**SUPPLIED RECORDS:**
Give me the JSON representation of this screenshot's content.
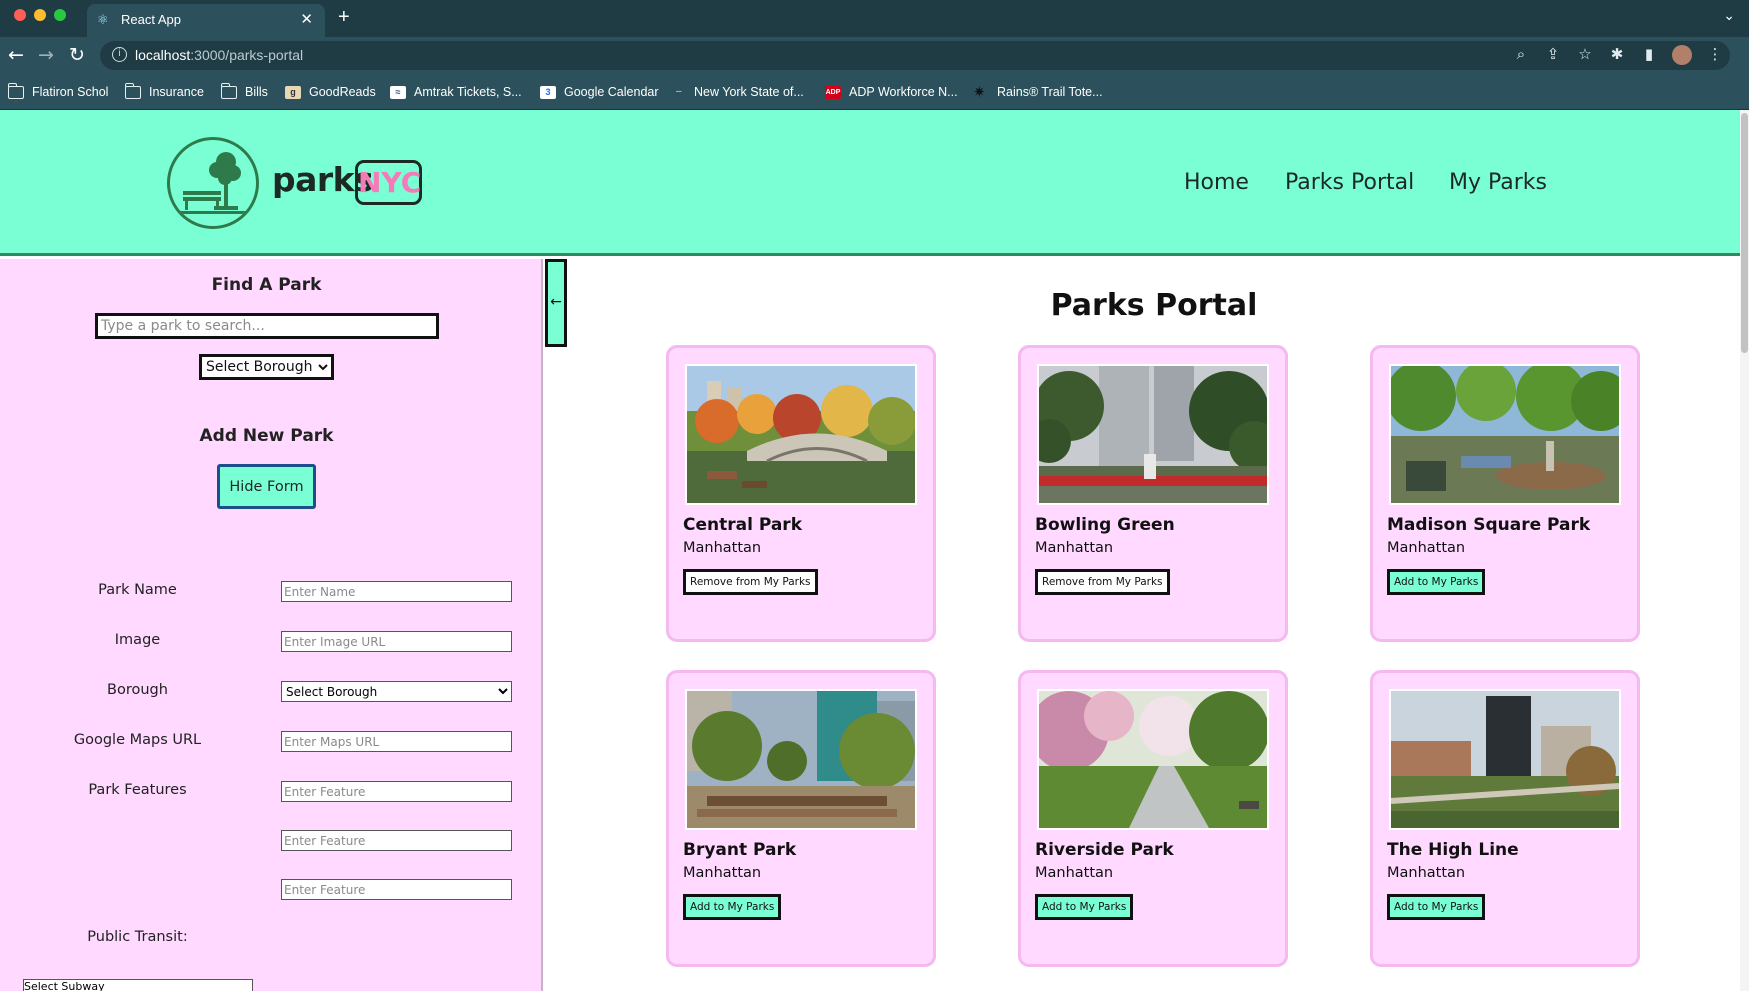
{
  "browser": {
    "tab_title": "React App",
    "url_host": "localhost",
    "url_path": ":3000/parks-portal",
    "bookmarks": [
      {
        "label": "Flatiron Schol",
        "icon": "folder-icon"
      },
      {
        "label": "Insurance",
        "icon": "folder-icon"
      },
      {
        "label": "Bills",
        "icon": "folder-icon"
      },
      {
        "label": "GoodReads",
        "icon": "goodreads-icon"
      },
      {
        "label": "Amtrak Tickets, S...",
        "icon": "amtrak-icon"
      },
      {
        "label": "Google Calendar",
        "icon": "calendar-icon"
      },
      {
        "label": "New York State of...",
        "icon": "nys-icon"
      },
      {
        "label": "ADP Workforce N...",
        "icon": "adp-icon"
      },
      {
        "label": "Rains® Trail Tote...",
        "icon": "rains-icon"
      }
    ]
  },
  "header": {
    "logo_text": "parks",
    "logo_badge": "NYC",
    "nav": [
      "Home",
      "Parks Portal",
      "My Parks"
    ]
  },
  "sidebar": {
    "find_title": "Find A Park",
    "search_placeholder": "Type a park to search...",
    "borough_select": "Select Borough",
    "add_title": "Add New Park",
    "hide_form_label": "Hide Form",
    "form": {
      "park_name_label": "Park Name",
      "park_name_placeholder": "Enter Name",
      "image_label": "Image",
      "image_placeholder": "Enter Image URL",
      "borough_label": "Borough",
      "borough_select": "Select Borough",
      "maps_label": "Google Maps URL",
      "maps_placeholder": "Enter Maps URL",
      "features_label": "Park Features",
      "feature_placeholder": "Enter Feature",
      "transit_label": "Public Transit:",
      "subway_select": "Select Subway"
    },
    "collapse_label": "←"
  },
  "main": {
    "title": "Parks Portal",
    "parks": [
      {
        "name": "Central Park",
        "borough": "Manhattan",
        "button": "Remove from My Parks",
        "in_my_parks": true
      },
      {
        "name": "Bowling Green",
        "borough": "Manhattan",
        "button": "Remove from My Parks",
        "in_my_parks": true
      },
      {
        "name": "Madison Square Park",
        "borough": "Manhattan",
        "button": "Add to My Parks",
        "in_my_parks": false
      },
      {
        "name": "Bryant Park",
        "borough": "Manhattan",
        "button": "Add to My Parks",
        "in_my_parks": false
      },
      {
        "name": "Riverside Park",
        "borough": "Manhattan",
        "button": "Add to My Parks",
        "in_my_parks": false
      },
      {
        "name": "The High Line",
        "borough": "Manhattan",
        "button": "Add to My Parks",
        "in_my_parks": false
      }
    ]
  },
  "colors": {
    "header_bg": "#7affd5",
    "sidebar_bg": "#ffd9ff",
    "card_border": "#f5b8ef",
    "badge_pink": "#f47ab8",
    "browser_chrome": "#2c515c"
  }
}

**TASK STATEMENT:**
Any pictures should be dropped; transcribe the rest of the records above exactly.

**ANSWER TO THE PROBLEM:**
Give me the JSON representation of this screenshot's content.
{
  "browser": {
    "tab_title": "React App",
    "url_host": "localhost",
    "url_path": ":3000/parks-portal",
    "bookmarks": [
      {
        "label": "Flatiron Schol",
        "icon": "folder-icon"
      },
      {
        "label": "Insurance",
        "icon": "folder-icon"
      },
      {
        "label": "Bills",
        "icon": "folder-icon"
      },
      {
        "label": "GoodReads",
        "icon": "goodreads-icon"
      },
      {
        "label": "Amtrak Tickets, S...",
        "icon": "amtrak-icon"
      },
      {
        "label": "Google Calendar",
        "icon": "calendar-icon"
      },
      {
        "label": "New York State of...",
        "icon": "nys-icon"
      },
      {
        "label": "ADP Workforce N...",
        "icon": "adp-icon"
      },
      {
        "label": "Rains® Trail Tote...",
        "icon": "rains-icon"
      }
    ]
  },
  "header": {
    "logo_text": "parks",
    "logo_badge": "NYC",
    "nav": [
      "Home",
      "Parks Portal",
      "My Parks"
    ]
  },
  "sidebar": {
    "find_title": "Find A Park",
    "search_placeholder": "Type a park to search...",
    "borough_select": "Select Borough",
    "add_title": "Add New Park",
    "hide_form_label": "Hide Form",
    "form": {
      "park_name_label": "Park Name",
      "park_name_placeholder": "Enter Name",
      "image_label": "Image",
      "image_placeholder": "Enter Image URL",
      "borough_label": "Borough",
      "borough_select": "Select Borough",
      "maps_label": "Google Maps URL",
      "maps_placeholder": "Enter Maps URL",
      "features_label": "Park Features",
      "feature_placeholder": "Enter Feature",
      "transit_label": "Public Transit:",
      "subway_select": "Select Subway"
    },
    "collapse_label": "←"
  },
  "main": {
    "title": "Parks Portal",
    "parks": [
      {
        "name": "Central Park",
        "borough": "Manhattan",
        "button": "Remove from My Parks",
        "in_my_parks": true
      },
      {
        "name": "Bowling Green",
        "borough": "Manhattan",
        "button": "Remove from My Parks",
        "in_my_parks": true
      },
      {
        "name": "Madison Square Park",
        "borough": "Manhattan",
        "button": "Add to My Parks",
        "in_my_parks": false
      },
      {
        "name": "Bryant Park",
        "borough": "Manhattan",
        "button": "Add to My Parks",
        "in_my_parks": false
      },
      {
        "name": "Riverside Park",
        "borough": "Manhattan",
        "button": "Add to My Parks",
        "in_my_parks": false
      },
      {
        "name": "The High Line",
        "borough": "Manhattan",
        "button": "Add to My Parks",
        "in_my_parks": false
      }
    ]
  },
  "colors": {
    "header_bg": "#7affd5",
    "sidebar_bg": "#ffd9ff",
    "card_border": "#f5b8ef",
    "badge_pink": "#f47ab8",
    "browser_chrome": "#2c515c"
  }
}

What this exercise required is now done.